# Start of Source material

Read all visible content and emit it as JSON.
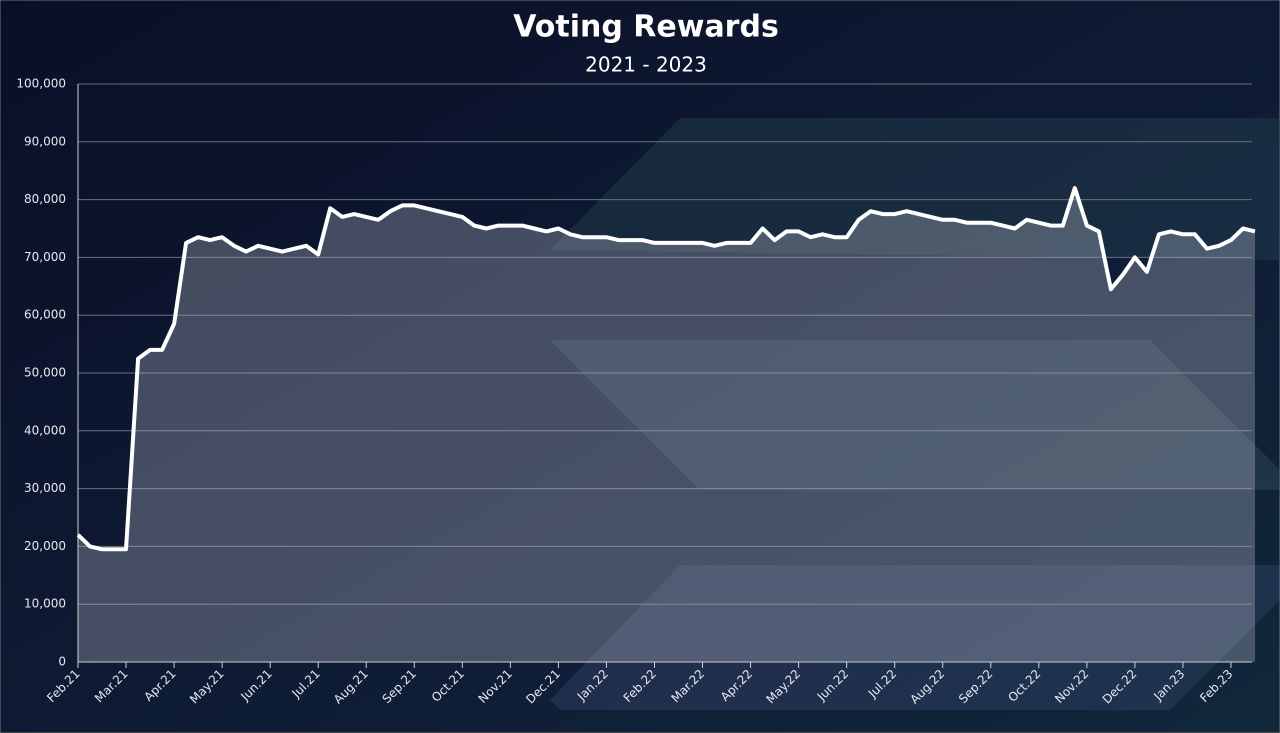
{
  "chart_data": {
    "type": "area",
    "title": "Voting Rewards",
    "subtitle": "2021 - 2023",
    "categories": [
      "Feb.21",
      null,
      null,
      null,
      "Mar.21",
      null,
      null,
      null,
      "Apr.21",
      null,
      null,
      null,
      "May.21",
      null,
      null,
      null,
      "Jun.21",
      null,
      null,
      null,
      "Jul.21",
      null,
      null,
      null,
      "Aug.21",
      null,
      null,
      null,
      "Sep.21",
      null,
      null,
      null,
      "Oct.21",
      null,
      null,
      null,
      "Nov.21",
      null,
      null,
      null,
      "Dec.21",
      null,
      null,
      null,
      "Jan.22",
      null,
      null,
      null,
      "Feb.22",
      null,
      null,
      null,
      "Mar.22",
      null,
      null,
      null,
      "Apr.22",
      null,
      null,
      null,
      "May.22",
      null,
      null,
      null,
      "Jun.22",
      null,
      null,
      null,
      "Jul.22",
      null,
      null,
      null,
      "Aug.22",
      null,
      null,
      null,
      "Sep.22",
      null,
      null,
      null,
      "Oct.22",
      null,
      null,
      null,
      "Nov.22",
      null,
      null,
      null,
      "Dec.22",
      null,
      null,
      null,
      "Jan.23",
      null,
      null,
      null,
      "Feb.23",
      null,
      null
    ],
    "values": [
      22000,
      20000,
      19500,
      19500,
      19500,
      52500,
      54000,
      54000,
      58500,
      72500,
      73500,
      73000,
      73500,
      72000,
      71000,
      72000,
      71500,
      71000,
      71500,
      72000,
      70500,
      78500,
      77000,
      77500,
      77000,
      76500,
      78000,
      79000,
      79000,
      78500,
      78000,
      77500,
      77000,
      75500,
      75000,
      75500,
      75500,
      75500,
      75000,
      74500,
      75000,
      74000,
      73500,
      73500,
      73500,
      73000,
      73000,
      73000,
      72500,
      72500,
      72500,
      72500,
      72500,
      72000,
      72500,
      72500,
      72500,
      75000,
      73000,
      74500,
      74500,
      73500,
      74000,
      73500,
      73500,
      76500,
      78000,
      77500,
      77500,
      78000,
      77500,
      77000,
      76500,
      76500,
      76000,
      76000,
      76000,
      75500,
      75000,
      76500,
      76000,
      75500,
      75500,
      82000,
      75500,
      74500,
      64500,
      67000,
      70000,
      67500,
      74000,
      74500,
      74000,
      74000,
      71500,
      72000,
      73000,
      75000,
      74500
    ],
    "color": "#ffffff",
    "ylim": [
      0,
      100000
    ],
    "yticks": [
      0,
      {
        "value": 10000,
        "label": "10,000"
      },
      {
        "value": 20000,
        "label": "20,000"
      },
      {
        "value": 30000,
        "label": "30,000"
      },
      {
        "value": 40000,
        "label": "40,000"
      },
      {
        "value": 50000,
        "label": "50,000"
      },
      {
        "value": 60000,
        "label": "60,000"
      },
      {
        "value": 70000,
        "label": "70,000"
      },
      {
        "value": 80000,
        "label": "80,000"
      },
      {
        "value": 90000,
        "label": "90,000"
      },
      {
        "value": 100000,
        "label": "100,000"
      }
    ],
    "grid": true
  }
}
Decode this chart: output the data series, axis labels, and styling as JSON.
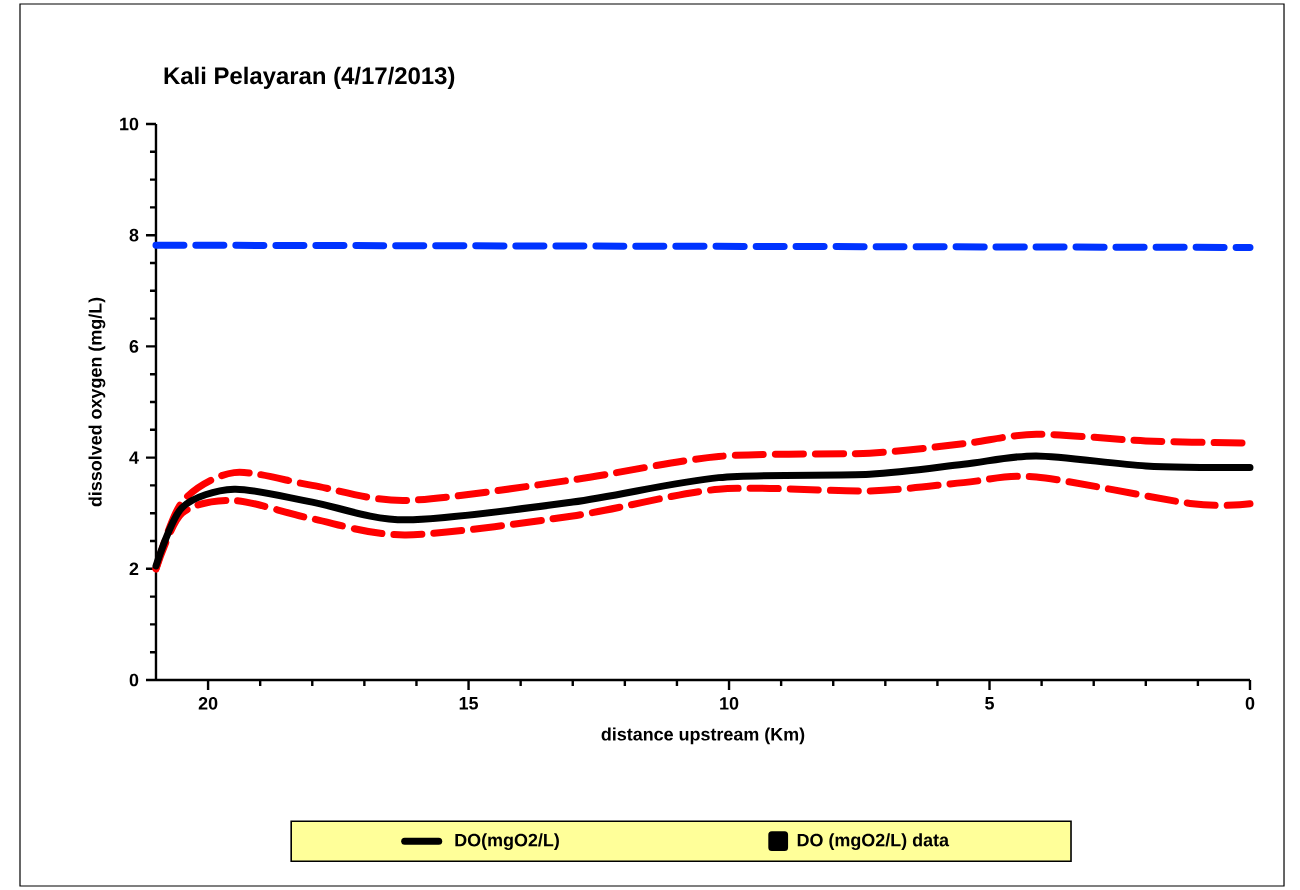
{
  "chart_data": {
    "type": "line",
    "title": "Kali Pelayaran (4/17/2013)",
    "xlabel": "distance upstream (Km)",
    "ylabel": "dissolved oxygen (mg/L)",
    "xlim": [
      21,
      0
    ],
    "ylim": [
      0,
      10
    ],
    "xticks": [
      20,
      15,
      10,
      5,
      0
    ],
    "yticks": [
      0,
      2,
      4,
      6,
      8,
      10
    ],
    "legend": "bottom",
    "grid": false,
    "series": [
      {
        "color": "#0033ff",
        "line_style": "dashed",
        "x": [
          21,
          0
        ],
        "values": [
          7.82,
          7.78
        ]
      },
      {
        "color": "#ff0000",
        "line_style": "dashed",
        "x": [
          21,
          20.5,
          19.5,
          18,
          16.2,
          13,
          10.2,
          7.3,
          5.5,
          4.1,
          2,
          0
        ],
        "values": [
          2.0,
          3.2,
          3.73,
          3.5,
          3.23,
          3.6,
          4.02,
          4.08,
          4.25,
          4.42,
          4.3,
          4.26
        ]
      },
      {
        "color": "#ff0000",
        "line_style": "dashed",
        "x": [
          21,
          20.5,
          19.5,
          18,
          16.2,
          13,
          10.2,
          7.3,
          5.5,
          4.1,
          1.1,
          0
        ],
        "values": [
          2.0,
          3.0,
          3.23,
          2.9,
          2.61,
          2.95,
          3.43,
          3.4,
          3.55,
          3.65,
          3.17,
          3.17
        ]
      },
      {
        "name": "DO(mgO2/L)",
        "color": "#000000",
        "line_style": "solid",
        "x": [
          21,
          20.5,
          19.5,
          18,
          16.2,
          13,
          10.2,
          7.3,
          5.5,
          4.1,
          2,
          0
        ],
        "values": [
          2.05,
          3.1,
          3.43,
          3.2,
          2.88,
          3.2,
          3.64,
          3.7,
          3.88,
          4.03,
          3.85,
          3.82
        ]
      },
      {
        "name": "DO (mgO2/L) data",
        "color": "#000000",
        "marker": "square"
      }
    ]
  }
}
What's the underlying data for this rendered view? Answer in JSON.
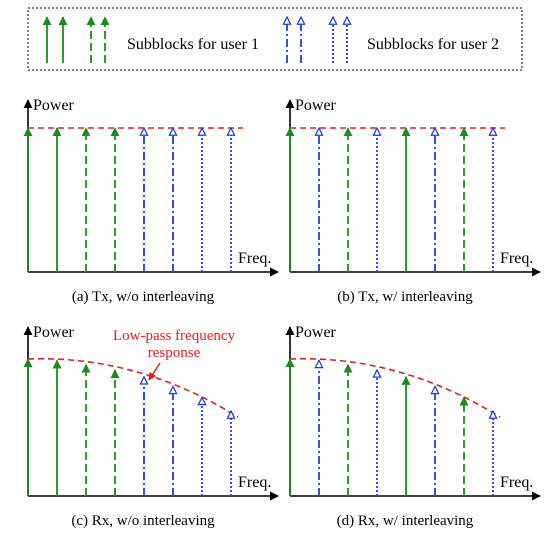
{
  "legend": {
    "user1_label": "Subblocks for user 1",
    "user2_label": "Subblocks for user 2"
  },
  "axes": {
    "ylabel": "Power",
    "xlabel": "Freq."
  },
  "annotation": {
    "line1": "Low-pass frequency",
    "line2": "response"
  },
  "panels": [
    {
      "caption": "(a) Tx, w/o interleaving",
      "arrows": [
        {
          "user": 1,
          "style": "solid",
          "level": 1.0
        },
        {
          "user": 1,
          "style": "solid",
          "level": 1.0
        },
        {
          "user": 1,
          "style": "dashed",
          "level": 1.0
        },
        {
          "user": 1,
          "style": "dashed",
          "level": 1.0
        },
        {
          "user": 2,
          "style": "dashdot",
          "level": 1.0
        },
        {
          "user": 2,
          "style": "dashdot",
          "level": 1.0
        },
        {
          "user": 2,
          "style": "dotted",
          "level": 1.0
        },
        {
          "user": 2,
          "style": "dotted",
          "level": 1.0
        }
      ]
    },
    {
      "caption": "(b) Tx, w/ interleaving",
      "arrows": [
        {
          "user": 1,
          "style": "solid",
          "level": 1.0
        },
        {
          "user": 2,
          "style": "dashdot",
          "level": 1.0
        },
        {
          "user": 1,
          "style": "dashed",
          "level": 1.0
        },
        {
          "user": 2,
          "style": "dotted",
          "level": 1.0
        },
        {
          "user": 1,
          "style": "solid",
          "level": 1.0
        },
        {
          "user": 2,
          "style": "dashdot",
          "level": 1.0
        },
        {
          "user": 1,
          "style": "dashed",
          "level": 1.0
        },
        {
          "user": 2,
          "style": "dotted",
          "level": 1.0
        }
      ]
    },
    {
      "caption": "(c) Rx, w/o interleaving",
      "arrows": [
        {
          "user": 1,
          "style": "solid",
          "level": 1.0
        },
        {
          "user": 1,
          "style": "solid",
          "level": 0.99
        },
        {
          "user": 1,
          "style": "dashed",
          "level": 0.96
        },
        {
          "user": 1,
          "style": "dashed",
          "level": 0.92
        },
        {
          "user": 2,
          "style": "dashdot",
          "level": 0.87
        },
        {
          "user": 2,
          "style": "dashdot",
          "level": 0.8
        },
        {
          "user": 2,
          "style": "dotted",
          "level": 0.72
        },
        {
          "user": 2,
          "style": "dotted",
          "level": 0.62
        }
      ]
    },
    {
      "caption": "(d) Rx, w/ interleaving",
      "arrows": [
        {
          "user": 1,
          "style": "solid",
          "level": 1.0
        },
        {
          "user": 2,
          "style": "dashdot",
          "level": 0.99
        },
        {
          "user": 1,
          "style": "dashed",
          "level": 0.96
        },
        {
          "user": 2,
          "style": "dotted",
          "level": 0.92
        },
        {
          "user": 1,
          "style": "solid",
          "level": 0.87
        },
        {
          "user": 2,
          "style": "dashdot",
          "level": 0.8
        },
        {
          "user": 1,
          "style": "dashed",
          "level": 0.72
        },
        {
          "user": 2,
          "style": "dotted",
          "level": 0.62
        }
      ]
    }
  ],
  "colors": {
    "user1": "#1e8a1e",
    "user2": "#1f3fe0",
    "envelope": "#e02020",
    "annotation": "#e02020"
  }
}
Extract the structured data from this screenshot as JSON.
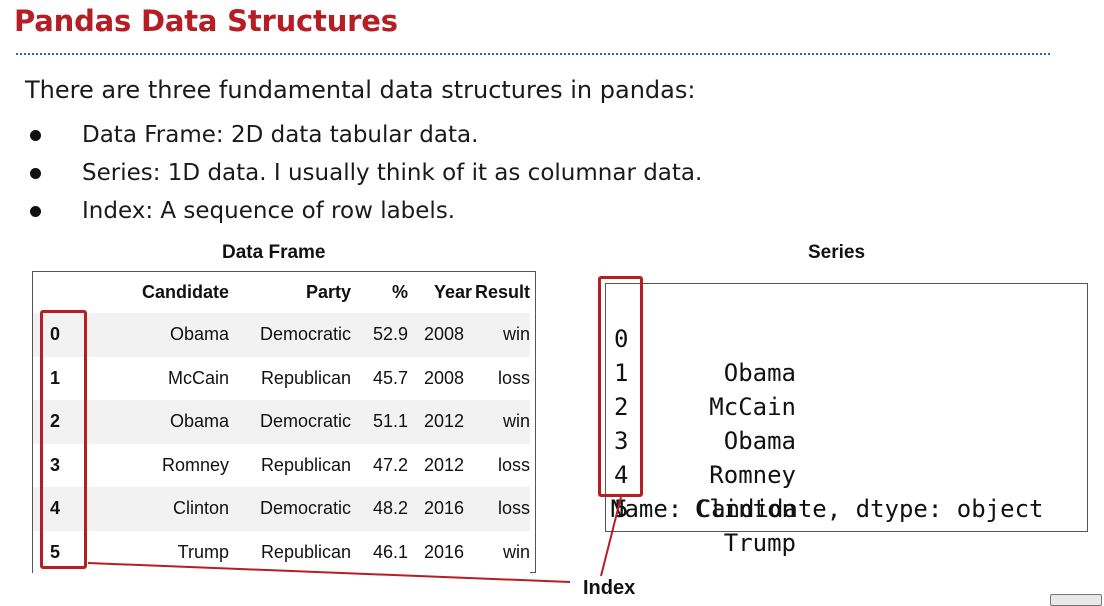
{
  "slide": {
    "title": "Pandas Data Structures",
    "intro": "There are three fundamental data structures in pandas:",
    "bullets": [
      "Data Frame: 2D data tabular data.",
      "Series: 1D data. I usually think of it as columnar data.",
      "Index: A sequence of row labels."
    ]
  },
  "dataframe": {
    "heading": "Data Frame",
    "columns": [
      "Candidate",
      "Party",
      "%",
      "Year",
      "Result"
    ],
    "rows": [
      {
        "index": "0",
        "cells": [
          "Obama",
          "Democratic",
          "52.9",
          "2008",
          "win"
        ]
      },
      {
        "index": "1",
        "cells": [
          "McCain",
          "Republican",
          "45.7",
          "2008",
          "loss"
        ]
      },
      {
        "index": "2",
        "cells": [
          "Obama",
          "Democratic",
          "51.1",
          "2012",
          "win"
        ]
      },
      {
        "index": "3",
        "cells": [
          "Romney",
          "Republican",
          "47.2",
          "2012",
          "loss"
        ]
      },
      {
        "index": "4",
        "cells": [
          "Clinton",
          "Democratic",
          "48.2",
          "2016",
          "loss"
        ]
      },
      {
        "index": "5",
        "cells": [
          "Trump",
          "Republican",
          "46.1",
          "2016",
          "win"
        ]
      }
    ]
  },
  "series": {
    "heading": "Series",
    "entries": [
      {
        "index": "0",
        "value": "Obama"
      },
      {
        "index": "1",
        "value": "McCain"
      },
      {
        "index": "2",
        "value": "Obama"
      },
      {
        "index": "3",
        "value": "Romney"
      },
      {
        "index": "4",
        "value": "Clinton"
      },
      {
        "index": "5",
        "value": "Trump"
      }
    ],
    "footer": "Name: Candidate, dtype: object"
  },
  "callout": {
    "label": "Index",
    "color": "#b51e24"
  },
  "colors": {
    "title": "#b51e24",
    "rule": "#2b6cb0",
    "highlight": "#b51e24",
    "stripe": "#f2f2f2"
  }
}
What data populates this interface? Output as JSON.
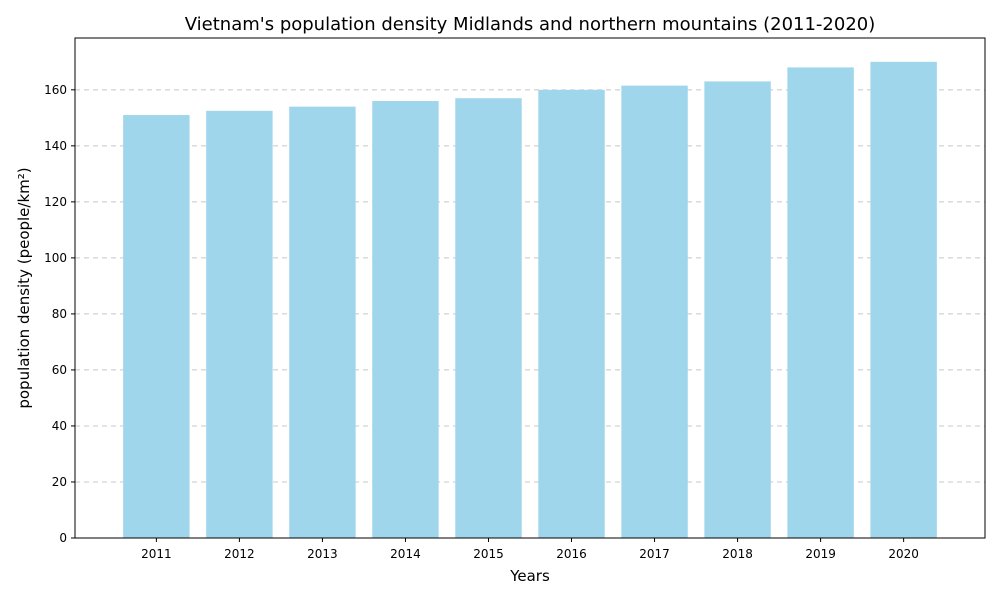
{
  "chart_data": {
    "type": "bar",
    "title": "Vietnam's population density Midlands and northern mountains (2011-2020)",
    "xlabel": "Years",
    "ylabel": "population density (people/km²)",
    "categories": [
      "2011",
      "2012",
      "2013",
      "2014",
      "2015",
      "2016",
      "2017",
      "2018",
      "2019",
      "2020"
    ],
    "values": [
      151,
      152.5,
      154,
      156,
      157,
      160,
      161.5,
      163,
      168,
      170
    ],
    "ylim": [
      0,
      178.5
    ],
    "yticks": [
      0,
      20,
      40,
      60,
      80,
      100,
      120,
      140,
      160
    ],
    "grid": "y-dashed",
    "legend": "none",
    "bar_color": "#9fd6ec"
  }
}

# End of Source material

## [What is needed]
Compute how many lines include the string "Subblocks", then give that number by itself.

## [Solution to this exercise]
2